--- START SUPPLIED INFORMATION ---

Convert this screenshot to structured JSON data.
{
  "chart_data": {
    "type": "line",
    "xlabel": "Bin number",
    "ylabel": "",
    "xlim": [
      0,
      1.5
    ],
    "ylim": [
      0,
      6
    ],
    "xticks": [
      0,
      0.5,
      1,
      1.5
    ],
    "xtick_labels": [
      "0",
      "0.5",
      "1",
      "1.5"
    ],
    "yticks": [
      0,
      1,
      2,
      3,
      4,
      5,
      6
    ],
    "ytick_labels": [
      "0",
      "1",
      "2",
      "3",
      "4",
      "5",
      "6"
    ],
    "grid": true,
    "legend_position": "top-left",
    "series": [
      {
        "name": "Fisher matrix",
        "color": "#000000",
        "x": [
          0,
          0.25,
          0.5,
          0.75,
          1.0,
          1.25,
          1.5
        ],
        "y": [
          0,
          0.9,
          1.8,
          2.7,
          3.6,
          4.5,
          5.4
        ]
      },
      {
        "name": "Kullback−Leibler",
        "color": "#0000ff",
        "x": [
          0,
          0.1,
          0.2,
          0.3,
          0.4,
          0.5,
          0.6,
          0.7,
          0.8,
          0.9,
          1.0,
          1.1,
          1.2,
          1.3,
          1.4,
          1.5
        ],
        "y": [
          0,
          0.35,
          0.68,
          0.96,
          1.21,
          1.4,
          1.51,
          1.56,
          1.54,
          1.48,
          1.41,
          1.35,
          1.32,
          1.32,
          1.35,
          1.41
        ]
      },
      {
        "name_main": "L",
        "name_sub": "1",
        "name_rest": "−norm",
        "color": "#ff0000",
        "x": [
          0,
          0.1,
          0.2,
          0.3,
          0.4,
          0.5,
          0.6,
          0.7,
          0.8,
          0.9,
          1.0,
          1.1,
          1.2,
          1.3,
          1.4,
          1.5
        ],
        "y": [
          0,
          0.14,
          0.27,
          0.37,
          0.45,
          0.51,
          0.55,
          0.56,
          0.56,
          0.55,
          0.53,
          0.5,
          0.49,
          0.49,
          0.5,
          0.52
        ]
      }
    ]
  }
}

--- END SUPPLIED INFORMATION ---

## [GOAL]
Return every line exactly.

## [TASK RESPONSE]
Convert this screenshot to structured JSON data.
{
  "chart_data": {
    "type": "line",
    "xlabel": "Bin number",
    "ylabel": "",
    "xlim": [
      0,
      1.5
    ],
    "ylim": [
      0,
      6
    ],
    "xticks": [
      0,
      0.5,
      1,
      1.5
    ],
    "xtick_labels": [
      "0",
      "0.5",
      "1",
      "1.5"
    ],
    "yticks": [
      0,
      1,
      2,
      3,
      4,
      5,
      6
    ],
    "ytick_labels": [
      "0",
      "1",
      "2",
      "3",
      "4",
      "5",
      "6"
    ],
    "grid": true,
    "legend_position": "top-left",
    "series": [
      {
        "name": "Fisher matrix",
        "color": "#000000",
        "x": [
          0,
          0.25,
          0.5,
          0.75,
          1.0,
          1.25,
          1.5
        ],
        "y": [
          0,
          0.9,
          1.8,
          2.7,
          3.6,
          4.5,
          5.4
        ]
      },
      {
        "name": "Kullback−Leibler",
        "color": "#0000ff",
        "x": [
          0,
          0.1,
          0.2,
          0.3,
          0.4,
          0.5,
          0.6,
          0.7,
          0.8,
          0.9,
          1.0,
          1.1,
          1.2,
          1.3,
          1.4,
          1.5
        ],
        "y": [
          0,
          0.35,
          0.68,
          0.96,
          1.21,
          1.4,
          1.51,
          1.56,
          1.54,
          1.48,
          1.41,
          1.35,
          1.32,
          1.32,
          1.35,
          1.41
        ]
      },
      {
        "name_main": "L",
        "name_sub": "1",
        "name_rest": "−norm",
        "color": "#ff0000",
        "x": [
          0,
          0.1,
          0.2,
          0.3,
          0.4,
          0.5,
          0.6,
          0.7,
          0.8,
          0.9,
          1.0,
          1.1,
          1.2,
          1.3,
          1.4,
          1.5
        ],
        "y": [
          0,
          0.14,
          0.27,
          0.37,
          0.45,
          0.51,
          0.55,
          0.56,
          0.56,
          0.55,
          0.53,
          0.5,
          0.49,
          0.49,
          0.5,
          0.52
        ]
      }
    ]
  }
}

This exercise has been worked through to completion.